** begin Records supplied **

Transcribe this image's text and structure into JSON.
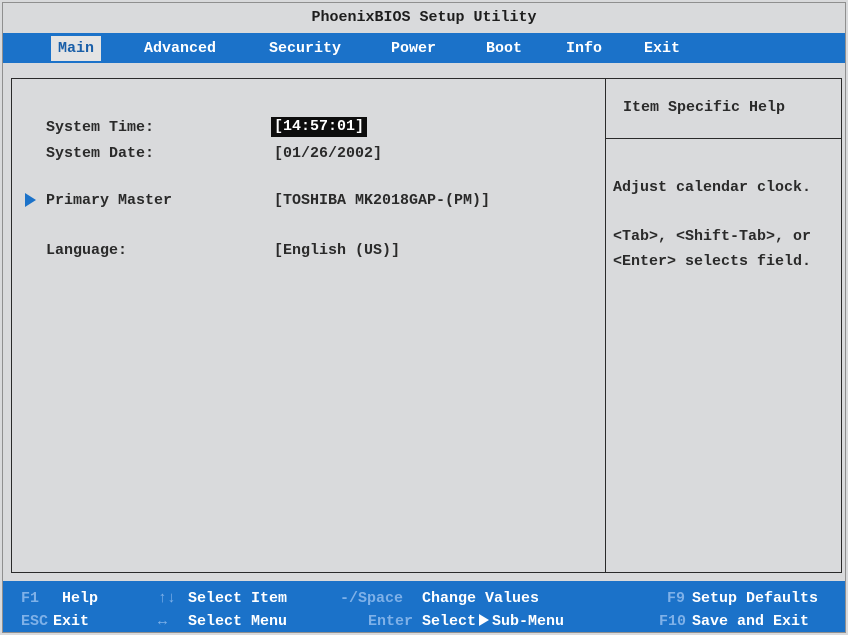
{
  "title": "PhoenixBIOS Setup Utility",
  "menu": [
    {
      "label": "Main",
      "active": true
    },
    {
      "label": "Advanced",
      "active": false
    },
    {
      "label": "Security",
      "active": false
    },
    {
      "label": "Power",
      "active": false
    },
    {
      "label": "Boot",
      "active": false
    },
    {
      "label": "Info",
      "active": false
    },
    {
      "label": "Exit",
      "active": false
    }
  ],
  "settings": {
    "system_time": {
      "label": "System Time:",
      "value": "[14:57:01]"
    },
    "system_date": {
      "label": "System Date:",
      "value": "[01/26/2002]"
    },
    "primary_master": {
      "label": "Primary Master",
      "value": "[TOSHIBA MK2018GAP-(PM)]",
      "icon": "submenu-arrow-icon"
    },
    "language": {
      "label": "Language:",
      "value": "[English (US)]"
    }
  },
  "help": {
    "title": "Item Specific Help",
    "line1": "Adjust calendar clock.",
    "line2": "<Tab>, <Shift-Tab>, or",
    "line3": "<Enter> selects field."
  },
  "status": {
    "f1_key": "F1",
    "f1_desc": "Help",
    "esc_key": "ESC",
    "esc_desc": "Exit",
    "updown_key": "↑↓",
    "updown_desc": "Select Item",
    "leftright_key": "↔",
    "leftright_desc": "Select Menu",
    "space_key": "-/Space",
    "space_desc": "Change Values",
    "enter_key": "Enter",
    "enter_desc_a": "Select",
    "enter_desc_b": "Sub-Menu",
    "f9_key": "F9",
    "f9_desc": "Setup Defaults",
    "f10_key": "F10",
    "f10_desc": "Save and Exit"
  },
  "colors": {
    "menu_bar": "#1b72c9",
    "background": "#d9dadc",
    "selected_value_bg": "#0d0d0d",
    "key_hint": "#7fb1e8"
  }
}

** end Records supplied **

▶ [Given problem]
Say, as a number only, how many lines of the data contain "Exit".

▶ [Task result]
3